Request: Omit the pictures, then reproduce every remaining record exactly.
'''
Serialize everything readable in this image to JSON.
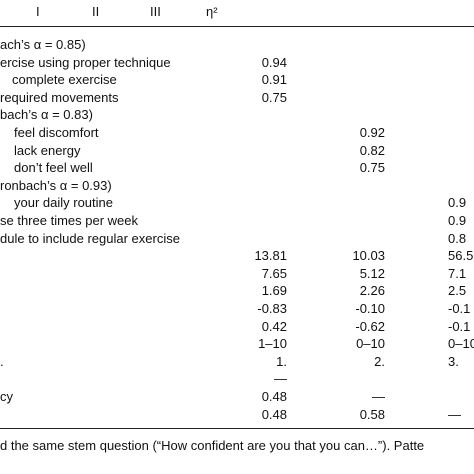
{
  "header": {
    "columns": [
      "I",
      "II",
      "III",
      "η²"
    ]
  },
  "rows": [
    {
      "label": "ach’s α = 0.85)"
    },
    {
      "label": "ercise using proper technique",
      "col1": "0.94"
    },
    {
      "label": "complete exercise",
      "col1": "0.91"
    },
    {
      "label": "required movements",
      "col1": "0.75"
    },
    {
      "label": "bach’s α = 0.83)"
    },
    {
      "label": "feel discomfort",
      "col2": "0.92"
    },
    {
      "label": "lack energy",
      "col2": "0.82"
    },
    {
      "label": "don’t feel well",
      "col2": "0.75"
    },
    {
      "label": "ronbach’s α = 0.93)"
    },
    {
      "label": "your daily routine",
      "col3": "0.9"
    },
    {
      "label": "se three times per week",
      "col3": "0.9"
    },
    {
      "label": "dule to include regular exercise",
      "col3": "0.8"
    },
    {
      "col1": "13.81",
      "col2": "10.03",
      "col3": "56.5"
    },
    {
      "col1": "7.65",
      "col2": "5.12",
      "col3": "7.1"
    },
    {
      "col1": "1.69",
      "col2": "2.26",
      "col3": "2.5"
    },
    {
      "col1": "-0.83",
      "col2": "-0.10",
      "col3": "-0.1"
    },
    {
      "col1": "0.42",
      "col2": "-0.62",
      "col3": "-0.1"
    },
    {
      "col1": "1–10",
      "col2": "0–10",
      "col3": "0–10"
    },
    {
      "label": ".",
      "col1": "1.",
      "col2": "2.",
      "col3": "3."
    },
    {
      "col1": "—"
    },
    {
      "label": "cy",
      "col1": "0.48",
      "col2": "—"
    },
    {
      "col1": "0.48",
      "col2": "0.58",
      "col3": "—"
    }
  ],
  "footnote": "d the same stem question (“How confident are you that you can…”). Patte"
}
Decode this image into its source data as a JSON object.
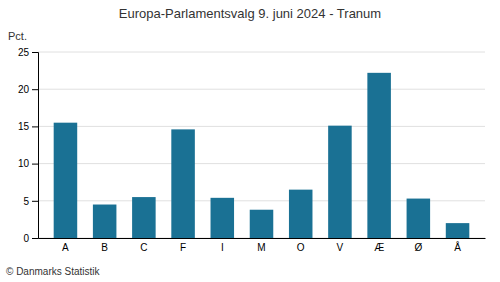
{
  "chart_data": {
    "type": "bar",
    "title": "Europa-Parlamentsvalg 9. juni 2024 - Tranum",
    "ylabel": "Pct.",
    "footer": "© Danmarks Statistik",
    "categories": [
      "A",
      "B",
      "C",
      "F",
      "I",
      "M",
      "O",
      "V",
      "Æ",
      "Ø",
      "Å"
    ],
    "values": [
      15.5,
      4.5,
      5.5,
      14.6,
      5.4,
      3.8,
      6.5,
      15.1,
      22.2,
      5.3,
      2.0
    ],
    "color": "#1a7194",
    "ylim": [
      0,
      25
    ],
    "yticks": [
      0,
      5,
      10,
      15,
      20,
      25
    ],
    "grid": true
  }
}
'''
The reply:
Serialize everything readable in this image to JSON.
{
  "header": {
    "columns": [
      "I",
      "II",
      "III",
      "η²"
    ]
  },
  "rows": [
    {
      "label": "ach’s α = 0.85)"
    },
    {
      "label": "ercise using proper technique",
      "col1": "0.94"
    },
    {
      "label": "complete exercise",
      "col1": "0.91"
    },
    {
      "label": "required movements",
      "col1": "0.75"
    },
    {
      "label": "bach’s α = 0.83)"
    },
    {
      "label": "feel discomfort",
      "col2": "0.92"
    },
    {
      "label": "lack energy",
      "col2": "0.82"
    },
    {
      "label": "don’t feel well",
      "col2": "0.75"
    },
    {
      "label": "ronbach’s α = 0.93)"
    },
    {
      "label": "your daily routine",
      "col3": "0.9"
    },
    {
      "label": "se three times per week",
      "col3": "0.9"
    },
    {
      "label": "dule to include regular exercise",
      "col3": "0.8"
    },
    {
      "col1": "13.81",
      "col2": "10.03",
      "col3": "56.5"
    },
    {
      "col1": "7.65",
      "col2": "5.12",
      "col3": "7.1"
    },
    {
      "col1": "1.69",
      "col2": "2.26",
      "col3": "2.5"
    },
    {
      "col1": "-0.83",
      "col2": "-0.10",
      "col3": "-0.1"
    },
    {
      "col1": "0.42",
      "col2": "-0.62",
      "col3": "-0.1"
    },
    {
      "col1": "1–10",
      "col2": "0–10",
      "col3": "0–10"
    },
    {
      "label": ".",
      "col1": "1.",
      "col2": "2.",
      "col3": "3."
    },
    {
      "col1": "—"
    },
    {
      "label": "cy",
      "col1": "0.48",
      "col2": "—"
    },
    {
      "col1": "0.48",
      "col2": "0.58",
      "col3": "—"
    }
  ],
  "footnote": "d the same stem question (“How confident are you that you can…”). Patte"
}
Decode this image into its source data as a JSON object.
{
  "chart_data": {
    "type": "bar",
    "title": "Europa-Parlamentsvalg 9. juni 2024 - Tranum",
    "ylabel": "Pct.",
    "footer": "© Danmarks Statistik",
    "categories": [
      "A",
      "B",
      "C",
      "F",
      "I",
      "M",
      "O",
      "V",
      "Æ",
      "Ø",
      "Å"
    ],
    "values": [
      15.5,
      4.5,
      5.5,
      14.6,
      5.4,
      3.8,
      6.5,
      15.1,
      22.2,
      5.3,
      2.0
    ],
    "color": "#1a7194",
    "ylim": [
      0,
      25
    ],
    "yticks": [
      0,
      5,
      10,
      15,
      20,
      25
    ],
    "grid": true
  }
}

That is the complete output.